### What needs to be done
Of all the lines in the records below, how many hold the word "prescription"? Give the number alone.

---

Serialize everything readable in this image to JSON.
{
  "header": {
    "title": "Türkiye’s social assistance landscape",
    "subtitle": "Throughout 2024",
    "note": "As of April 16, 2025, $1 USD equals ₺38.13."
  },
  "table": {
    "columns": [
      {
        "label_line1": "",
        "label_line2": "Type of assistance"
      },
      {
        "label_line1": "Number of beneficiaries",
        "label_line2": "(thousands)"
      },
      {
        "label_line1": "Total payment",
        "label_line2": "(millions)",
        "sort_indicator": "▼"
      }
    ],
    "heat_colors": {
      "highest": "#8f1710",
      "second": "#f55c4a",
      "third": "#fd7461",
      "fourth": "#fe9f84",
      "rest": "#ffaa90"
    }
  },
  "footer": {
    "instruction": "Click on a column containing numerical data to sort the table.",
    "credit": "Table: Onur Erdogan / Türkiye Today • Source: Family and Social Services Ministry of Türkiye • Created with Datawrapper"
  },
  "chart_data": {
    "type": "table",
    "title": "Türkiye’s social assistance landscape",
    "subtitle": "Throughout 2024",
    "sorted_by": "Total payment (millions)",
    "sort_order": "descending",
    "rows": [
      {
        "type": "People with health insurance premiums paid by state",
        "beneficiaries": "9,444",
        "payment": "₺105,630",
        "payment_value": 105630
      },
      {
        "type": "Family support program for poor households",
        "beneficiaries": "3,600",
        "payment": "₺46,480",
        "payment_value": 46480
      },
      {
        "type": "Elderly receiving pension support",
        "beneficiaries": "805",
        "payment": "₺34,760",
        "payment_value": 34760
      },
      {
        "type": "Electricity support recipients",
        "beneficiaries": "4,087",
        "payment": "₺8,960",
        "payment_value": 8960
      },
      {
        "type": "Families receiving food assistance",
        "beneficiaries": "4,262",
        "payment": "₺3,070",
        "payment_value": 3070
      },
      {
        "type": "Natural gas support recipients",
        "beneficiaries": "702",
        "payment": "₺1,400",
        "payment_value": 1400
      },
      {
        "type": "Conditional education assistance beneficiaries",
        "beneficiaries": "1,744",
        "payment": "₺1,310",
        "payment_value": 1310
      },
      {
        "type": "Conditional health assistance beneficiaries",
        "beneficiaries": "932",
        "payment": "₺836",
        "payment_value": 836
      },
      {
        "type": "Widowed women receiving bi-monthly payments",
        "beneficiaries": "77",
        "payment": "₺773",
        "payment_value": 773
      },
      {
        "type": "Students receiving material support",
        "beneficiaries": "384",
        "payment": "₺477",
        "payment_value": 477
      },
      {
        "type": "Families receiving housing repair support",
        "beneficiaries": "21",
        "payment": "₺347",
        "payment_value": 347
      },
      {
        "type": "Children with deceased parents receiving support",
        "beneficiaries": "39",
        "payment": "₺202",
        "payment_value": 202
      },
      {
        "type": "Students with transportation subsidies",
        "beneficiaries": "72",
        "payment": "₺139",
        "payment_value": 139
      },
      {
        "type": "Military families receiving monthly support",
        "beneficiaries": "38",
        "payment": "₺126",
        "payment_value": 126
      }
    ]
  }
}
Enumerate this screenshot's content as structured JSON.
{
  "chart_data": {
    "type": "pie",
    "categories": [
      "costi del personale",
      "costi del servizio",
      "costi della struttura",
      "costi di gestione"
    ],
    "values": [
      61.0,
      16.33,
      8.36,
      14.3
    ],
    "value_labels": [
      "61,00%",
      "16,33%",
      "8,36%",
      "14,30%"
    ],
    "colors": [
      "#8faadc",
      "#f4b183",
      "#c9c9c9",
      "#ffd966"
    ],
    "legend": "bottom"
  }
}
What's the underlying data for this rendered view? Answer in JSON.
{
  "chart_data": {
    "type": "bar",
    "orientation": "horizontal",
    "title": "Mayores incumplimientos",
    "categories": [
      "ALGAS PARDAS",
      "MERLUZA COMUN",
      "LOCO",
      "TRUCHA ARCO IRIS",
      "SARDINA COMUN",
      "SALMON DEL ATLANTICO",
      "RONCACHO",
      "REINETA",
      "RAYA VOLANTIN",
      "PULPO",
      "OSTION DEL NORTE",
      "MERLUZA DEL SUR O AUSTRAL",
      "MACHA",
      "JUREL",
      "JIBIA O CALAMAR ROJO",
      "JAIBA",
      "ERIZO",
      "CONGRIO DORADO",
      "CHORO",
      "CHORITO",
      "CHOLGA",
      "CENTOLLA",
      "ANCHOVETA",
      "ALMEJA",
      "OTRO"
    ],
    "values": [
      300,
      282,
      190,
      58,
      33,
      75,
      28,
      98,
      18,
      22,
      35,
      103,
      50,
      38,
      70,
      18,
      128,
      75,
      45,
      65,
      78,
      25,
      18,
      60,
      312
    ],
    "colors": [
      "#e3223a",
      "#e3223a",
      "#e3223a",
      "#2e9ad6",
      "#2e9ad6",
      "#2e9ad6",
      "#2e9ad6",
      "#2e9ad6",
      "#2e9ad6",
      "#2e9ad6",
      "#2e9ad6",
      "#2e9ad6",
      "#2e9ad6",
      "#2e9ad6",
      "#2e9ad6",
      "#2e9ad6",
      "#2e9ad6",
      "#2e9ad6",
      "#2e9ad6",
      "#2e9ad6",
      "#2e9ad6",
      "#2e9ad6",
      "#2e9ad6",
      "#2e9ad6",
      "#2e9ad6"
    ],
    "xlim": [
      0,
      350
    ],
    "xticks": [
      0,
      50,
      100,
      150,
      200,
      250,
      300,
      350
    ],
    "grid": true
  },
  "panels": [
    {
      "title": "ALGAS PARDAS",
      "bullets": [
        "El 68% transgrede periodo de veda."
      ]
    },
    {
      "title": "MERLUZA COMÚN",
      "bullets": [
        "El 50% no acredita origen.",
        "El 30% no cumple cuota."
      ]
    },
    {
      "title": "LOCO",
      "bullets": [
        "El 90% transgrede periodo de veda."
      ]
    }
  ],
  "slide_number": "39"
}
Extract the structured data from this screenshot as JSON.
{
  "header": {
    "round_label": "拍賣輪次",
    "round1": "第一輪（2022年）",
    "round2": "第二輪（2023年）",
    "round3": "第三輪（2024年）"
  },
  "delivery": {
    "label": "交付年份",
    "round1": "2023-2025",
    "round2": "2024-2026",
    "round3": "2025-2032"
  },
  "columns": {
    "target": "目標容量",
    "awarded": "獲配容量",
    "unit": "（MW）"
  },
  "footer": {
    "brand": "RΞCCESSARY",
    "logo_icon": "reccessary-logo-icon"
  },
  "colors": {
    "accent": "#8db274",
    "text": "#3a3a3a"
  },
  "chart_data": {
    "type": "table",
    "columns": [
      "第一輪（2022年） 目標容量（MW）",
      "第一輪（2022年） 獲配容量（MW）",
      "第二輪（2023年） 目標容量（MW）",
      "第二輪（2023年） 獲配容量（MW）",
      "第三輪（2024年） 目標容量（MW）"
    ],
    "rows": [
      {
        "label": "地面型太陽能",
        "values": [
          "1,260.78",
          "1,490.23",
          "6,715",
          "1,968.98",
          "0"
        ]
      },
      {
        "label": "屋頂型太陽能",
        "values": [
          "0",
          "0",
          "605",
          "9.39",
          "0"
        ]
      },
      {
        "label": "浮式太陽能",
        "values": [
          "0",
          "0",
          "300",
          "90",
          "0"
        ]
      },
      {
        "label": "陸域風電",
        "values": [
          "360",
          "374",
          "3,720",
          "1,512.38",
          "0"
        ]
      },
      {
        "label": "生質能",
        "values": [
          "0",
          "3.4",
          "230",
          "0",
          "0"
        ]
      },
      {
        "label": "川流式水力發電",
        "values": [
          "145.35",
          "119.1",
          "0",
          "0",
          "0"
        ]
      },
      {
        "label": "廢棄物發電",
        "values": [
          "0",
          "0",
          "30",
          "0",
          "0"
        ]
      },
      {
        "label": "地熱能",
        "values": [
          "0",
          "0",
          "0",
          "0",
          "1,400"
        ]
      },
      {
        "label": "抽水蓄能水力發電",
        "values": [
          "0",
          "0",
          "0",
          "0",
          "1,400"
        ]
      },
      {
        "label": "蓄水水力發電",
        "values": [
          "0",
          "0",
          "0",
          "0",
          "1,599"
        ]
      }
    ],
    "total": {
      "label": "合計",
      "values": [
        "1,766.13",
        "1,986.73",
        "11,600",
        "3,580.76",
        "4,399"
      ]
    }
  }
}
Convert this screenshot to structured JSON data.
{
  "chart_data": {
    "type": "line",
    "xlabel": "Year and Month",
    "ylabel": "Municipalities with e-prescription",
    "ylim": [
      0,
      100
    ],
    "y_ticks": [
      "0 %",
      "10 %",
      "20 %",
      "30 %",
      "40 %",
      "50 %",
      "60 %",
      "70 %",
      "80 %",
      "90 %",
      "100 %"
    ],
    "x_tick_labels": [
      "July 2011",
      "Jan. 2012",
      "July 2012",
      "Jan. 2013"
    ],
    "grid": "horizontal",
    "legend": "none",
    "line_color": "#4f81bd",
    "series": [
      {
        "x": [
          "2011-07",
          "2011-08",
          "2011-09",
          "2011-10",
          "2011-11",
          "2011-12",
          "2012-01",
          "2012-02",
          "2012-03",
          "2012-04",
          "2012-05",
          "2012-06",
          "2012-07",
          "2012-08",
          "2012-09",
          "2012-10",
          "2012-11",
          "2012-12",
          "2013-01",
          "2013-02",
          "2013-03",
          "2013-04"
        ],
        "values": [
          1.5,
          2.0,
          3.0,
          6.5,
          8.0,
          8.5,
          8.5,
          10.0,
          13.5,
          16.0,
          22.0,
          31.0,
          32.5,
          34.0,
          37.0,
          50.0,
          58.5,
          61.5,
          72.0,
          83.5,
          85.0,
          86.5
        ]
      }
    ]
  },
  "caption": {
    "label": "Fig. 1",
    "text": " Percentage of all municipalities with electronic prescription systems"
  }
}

---

### Solution below
2